"""
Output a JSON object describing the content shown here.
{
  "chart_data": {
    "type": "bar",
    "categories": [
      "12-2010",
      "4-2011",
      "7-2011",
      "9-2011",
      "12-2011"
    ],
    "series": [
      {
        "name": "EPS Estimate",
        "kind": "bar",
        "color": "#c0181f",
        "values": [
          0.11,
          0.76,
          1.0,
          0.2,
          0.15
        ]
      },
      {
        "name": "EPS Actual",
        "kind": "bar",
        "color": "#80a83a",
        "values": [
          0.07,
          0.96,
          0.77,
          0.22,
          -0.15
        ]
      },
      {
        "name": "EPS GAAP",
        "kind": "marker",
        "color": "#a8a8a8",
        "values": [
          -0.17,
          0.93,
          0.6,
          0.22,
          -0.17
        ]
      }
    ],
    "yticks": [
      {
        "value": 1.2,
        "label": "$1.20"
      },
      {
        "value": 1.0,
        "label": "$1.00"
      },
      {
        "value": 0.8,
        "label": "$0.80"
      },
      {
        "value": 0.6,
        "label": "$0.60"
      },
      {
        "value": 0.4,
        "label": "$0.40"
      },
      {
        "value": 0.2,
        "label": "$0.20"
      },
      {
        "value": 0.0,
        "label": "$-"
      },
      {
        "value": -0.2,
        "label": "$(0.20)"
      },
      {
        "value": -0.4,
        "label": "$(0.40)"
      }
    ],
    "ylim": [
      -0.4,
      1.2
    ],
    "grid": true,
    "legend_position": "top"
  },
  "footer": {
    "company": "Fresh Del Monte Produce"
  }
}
"""
Instruction: Repeat the data above exactly.

Response:
Output a JSON object describing the content shown here.
{
  "chart_data": {
    "type": "bar",
    "categories": [
      "12-2010",
      "4-2011",
      "7-2011",
      "9-2011",
      "12-2011"
    ],
    "series": [
      {
        "name": "EPS Estimate",
        "kind": "bar",
        "color": "#c0181f",
        "values": [
          0.11,
          0.76,
          1.0,
          0.2,
          0.15
        ]
      },
      {
        "name": "EPS Actual",
        "kind": "bar",
        "color": "#80a83a",
        "values": [
          0.07,
          0.96,
          0.77,
          0.22,
          -0.15
        ]
      },
      {
        "name": "EPS GAAP",
        "kind": "marker",
        "color": "#a8a8a8",
        "values": [
          -0.17,
          0.93,
          0.6,
          0.22,
          -0.17
        ]
      }
    ],
    "yticks": [
      {
        "value": 1.2,
        "label": "$1.20"
      },
      {
        "value": 1.0,
        "label": "$1.00"
      },
      {
        "value": 0.8,
        "label": "$0.80"
      },
      {
        "value": 0.6,
        "label": "$0.60"
      },
      {
        "value": 0.4,
        "label": "$0.40"
      },
      {
        "value": 0.2,
        "label": "$0.20"
      },
      {
        "value": 0.0,
        "label": "$-"
      },
      {
        "value": -0.2,
        "label": "$(0.20)"
      },
      {
        "value": -0.4,
        "label": "$(0.40)"
      }
    ],
    "ylim": [
      -0.4,
      1.2
    ],
    "grid": true,
    "legend_position": "top"
  },
  "footer": {
    "company": "Fresh Del Monte Produce"
  }
}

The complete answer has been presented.